CHALLENGE - Report how many lines hold the string "mitigation". Give the number and nothing else.

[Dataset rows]
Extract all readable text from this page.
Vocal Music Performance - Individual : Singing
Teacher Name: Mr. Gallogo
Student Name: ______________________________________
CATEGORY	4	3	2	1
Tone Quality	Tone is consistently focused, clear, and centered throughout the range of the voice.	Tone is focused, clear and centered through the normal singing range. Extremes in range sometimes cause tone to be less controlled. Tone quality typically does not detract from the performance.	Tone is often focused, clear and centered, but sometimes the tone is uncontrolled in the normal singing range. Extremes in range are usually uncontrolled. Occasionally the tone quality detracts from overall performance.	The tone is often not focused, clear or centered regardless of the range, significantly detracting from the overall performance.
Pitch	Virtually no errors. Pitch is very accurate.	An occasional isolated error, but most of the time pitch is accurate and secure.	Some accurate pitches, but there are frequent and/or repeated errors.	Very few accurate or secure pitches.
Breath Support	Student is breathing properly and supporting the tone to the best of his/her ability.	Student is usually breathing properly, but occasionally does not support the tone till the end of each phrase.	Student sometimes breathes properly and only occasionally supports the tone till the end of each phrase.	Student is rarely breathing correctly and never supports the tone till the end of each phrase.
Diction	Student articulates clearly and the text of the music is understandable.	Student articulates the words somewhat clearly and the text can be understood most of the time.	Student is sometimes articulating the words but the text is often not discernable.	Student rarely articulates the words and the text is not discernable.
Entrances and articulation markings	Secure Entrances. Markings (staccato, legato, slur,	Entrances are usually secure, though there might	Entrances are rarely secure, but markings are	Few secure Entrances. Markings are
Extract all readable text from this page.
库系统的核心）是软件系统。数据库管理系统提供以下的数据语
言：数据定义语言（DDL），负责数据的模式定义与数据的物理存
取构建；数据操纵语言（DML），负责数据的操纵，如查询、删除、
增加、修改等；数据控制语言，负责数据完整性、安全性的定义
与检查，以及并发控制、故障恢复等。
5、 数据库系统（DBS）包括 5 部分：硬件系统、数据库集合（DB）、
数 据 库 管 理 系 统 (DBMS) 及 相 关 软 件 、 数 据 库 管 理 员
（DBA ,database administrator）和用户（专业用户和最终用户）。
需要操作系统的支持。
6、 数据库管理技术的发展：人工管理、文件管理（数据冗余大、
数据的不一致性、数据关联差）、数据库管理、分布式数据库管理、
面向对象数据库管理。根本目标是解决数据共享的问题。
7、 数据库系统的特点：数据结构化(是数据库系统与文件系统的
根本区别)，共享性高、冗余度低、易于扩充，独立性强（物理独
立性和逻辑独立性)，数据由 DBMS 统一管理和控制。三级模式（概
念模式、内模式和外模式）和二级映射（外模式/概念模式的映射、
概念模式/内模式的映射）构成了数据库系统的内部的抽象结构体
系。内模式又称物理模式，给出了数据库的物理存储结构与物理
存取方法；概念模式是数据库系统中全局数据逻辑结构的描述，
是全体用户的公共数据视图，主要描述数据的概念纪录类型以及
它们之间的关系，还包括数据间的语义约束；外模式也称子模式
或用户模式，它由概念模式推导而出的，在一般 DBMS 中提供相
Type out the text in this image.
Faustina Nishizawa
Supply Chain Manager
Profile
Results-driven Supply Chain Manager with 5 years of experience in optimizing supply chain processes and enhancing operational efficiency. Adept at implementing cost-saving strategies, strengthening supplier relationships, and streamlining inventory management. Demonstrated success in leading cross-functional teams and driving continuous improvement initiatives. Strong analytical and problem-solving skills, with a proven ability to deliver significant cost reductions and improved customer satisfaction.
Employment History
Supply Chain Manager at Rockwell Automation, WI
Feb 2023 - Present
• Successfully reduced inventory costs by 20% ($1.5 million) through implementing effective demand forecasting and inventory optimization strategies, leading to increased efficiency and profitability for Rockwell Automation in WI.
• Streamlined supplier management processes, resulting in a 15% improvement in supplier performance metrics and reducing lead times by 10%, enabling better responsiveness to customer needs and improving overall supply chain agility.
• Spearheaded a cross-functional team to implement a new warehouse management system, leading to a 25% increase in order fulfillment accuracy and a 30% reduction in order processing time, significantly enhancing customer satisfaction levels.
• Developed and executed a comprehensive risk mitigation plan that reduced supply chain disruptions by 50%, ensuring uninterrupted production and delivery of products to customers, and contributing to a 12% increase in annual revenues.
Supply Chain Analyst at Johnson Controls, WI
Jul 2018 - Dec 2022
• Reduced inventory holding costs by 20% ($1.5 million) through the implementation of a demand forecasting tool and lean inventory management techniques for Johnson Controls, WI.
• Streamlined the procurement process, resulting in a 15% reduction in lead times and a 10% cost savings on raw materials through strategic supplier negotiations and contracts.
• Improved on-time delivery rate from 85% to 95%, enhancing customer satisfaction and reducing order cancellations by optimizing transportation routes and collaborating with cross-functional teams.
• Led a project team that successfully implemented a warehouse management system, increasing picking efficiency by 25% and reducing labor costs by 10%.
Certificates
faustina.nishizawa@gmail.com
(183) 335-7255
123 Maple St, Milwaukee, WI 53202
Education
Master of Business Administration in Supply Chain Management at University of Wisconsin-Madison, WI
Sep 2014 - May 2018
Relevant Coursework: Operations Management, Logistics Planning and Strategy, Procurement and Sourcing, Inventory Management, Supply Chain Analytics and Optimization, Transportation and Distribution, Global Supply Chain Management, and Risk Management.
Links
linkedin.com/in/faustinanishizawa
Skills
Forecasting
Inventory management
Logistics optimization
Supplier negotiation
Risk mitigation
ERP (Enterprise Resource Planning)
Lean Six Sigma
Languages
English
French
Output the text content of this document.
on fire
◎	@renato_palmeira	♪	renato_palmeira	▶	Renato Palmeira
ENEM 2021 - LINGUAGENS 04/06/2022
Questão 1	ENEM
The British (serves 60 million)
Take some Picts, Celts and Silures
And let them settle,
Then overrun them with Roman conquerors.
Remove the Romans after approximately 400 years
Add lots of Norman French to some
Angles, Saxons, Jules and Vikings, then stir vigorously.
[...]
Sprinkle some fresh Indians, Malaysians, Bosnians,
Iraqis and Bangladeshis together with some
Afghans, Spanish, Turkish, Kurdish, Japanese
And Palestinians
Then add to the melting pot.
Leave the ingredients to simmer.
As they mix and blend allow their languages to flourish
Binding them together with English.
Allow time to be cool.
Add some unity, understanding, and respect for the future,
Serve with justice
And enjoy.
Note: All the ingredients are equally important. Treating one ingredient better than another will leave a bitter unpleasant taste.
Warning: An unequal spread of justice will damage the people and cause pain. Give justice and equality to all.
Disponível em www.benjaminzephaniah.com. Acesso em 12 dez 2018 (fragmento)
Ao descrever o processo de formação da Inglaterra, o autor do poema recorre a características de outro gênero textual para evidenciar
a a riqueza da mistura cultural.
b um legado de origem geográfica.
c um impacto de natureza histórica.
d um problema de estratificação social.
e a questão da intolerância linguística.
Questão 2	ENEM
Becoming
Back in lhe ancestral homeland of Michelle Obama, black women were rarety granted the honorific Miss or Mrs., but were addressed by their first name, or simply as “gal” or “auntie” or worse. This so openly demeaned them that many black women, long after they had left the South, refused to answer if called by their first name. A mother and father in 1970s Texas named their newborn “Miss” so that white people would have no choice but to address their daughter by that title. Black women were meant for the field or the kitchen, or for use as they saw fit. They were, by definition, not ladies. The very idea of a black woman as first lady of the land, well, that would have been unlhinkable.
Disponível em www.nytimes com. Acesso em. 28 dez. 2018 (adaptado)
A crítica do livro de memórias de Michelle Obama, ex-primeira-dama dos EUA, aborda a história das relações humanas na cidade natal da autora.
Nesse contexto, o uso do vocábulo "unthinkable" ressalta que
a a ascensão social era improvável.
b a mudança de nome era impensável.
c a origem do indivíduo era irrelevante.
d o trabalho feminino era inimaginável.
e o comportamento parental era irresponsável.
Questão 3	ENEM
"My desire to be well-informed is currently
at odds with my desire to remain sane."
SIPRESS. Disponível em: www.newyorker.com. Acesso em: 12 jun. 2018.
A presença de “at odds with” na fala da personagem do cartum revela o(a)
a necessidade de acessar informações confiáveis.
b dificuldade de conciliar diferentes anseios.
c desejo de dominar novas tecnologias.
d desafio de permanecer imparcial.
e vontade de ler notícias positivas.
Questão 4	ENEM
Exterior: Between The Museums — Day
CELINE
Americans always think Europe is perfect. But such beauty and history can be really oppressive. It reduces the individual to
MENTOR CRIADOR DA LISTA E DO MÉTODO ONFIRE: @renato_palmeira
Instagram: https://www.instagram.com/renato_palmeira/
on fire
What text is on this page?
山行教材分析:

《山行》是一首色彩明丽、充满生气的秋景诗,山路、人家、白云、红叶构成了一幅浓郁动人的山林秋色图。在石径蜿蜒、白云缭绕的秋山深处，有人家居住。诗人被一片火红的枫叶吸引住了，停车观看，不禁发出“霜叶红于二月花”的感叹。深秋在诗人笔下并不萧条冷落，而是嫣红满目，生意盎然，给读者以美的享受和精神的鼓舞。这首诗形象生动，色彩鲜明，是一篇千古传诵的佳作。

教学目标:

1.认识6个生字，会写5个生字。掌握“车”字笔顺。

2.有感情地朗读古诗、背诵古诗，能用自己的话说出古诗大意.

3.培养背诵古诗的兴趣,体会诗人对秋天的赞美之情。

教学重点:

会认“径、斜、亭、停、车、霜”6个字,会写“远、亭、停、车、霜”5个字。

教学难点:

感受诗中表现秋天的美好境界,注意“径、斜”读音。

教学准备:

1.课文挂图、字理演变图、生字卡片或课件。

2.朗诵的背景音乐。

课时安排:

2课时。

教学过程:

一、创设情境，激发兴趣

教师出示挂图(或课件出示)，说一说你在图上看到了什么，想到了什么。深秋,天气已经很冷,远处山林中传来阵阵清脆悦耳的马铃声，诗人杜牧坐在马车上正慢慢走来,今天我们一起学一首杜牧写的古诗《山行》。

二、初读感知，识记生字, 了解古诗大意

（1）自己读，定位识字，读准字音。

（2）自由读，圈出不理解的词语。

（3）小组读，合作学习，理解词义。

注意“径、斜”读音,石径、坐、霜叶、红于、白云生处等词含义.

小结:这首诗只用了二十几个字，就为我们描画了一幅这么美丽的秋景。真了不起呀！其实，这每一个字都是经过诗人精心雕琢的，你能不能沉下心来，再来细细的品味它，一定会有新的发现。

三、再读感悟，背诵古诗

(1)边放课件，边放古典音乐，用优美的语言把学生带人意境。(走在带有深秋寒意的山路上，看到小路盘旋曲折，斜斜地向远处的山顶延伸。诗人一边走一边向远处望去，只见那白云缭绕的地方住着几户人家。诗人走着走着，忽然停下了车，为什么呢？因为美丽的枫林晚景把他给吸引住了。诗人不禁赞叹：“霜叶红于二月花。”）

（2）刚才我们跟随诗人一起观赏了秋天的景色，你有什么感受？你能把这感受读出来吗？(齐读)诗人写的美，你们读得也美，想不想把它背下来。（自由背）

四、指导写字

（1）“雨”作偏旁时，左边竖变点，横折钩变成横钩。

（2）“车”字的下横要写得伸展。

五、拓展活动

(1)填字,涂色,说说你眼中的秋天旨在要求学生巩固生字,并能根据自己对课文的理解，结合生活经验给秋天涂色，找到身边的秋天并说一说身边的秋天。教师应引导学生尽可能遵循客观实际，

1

FINAL ANSWER - 2